[START PROVIDED RECORDS]

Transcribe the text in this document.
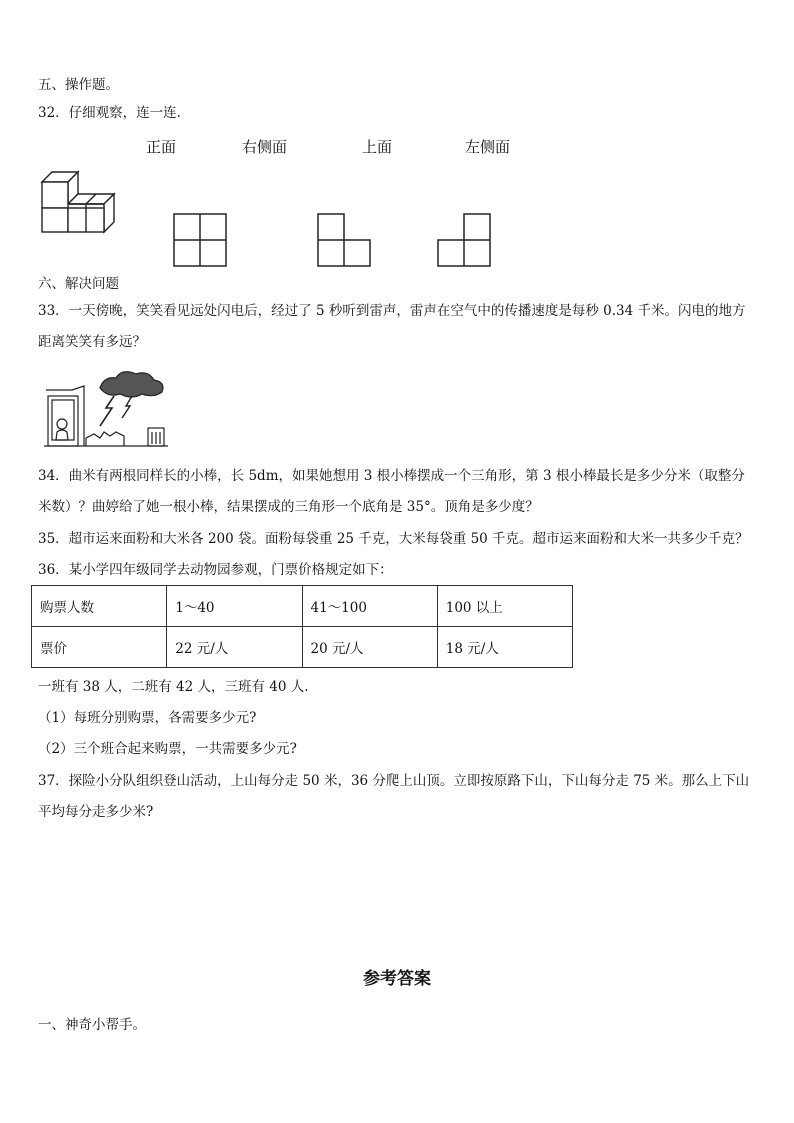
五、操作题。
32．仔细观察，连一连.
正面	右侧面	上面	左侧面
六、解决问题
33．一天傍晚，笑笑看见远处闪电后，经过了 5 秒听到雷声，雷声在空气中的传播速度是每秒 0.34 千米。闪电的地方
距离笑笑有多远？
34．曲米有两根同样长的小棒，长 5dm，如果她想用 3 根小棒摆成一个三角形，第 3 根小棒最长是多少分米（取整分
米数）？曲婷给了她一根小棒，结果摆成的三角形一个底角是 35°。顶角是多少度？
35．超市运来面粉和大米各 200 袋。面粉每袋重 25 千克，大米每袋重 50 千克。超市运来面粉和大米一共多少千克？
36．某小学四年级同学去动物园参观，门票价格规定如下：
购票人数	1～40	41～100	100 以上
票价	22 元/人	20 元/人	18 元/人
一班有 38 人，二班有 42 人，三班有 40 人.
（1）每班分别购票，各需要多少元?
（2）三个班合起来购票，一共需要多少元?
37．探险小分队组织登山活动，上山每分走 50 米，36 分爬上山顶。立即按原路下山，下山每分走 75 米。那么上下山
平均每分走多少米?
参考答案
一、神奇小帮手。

[END PROVIDED RECORDS]
[START PROVIDED RECORDS]

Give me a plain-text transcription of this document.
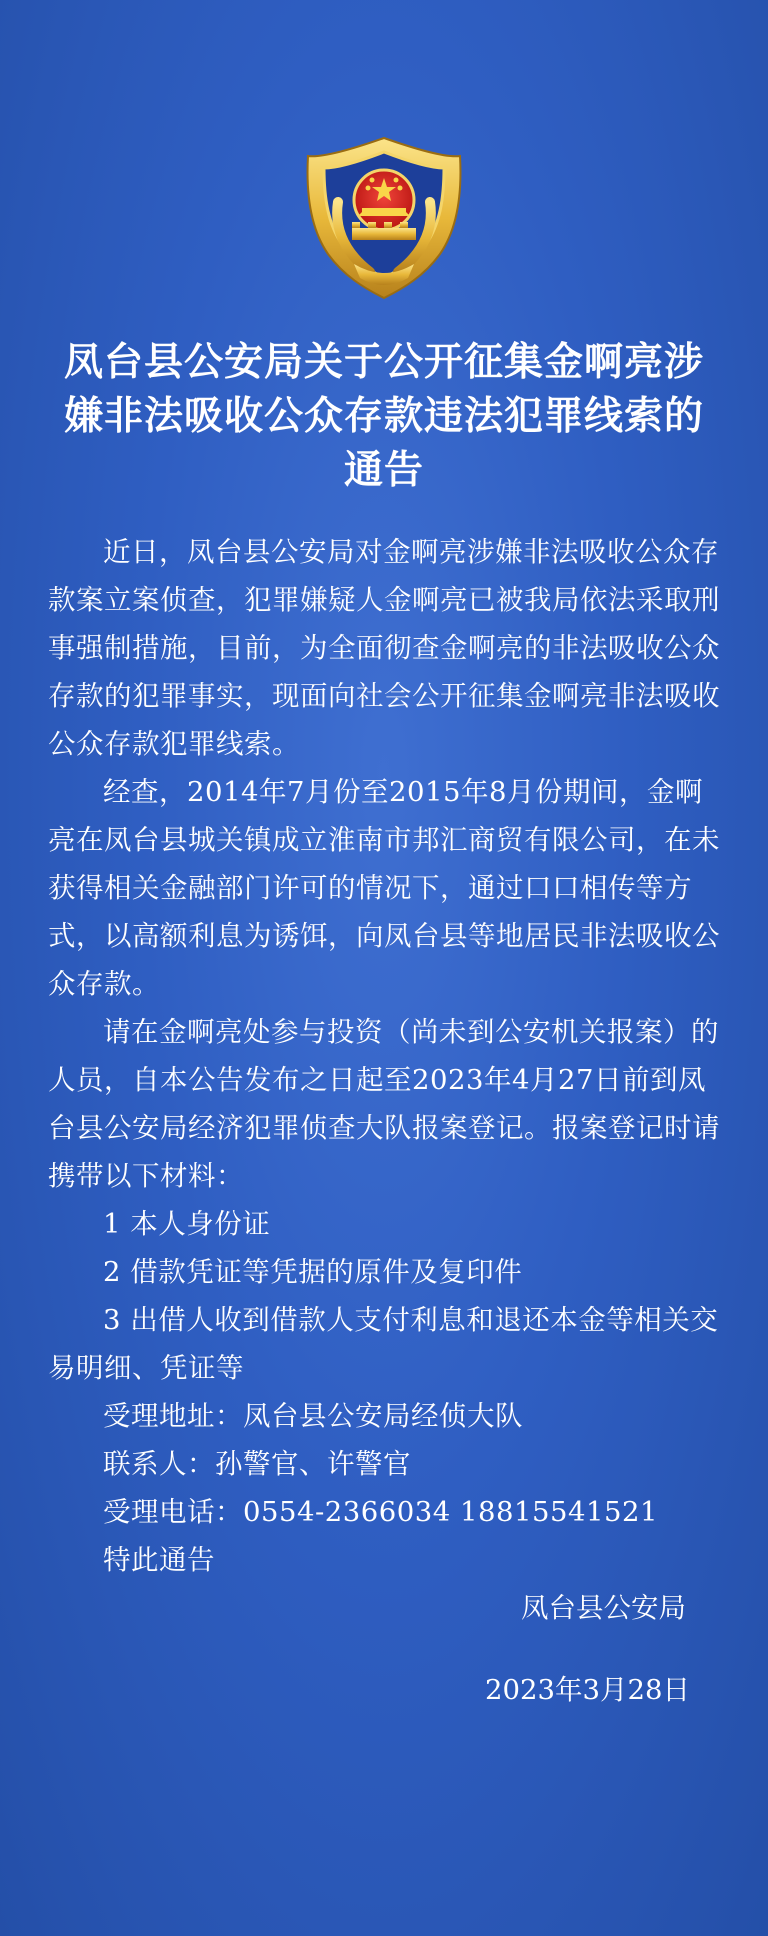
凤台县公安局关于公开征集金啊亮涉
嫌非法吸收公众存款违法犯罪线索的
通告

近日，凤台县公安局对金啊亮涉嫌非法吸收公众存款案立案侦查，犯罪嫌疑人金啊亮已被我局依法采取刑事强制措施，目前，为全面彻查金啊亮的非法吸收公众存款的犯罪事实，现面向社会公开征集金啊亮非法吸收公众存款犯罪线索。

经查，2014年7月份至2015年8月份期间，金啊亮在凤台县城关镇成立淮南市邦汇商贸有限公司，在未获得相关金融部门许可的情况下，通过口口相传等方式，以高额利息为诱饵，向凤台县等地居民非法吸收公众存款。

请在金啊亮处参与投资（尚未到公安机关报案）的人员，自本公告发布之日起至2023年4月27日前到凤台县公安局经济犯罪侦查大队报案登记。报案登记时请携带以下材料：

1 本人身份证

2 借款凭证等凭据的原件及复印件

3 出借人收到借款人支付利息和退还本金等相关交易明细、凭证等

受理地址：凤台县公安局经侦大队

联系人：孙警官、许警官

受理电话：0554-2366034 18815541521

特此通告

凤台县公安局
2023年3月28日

[END PROVIDED RECORDS]

TASK PROMPT
Give the count of lines containing "this", with no added text.

EXERCISE ANSWER
2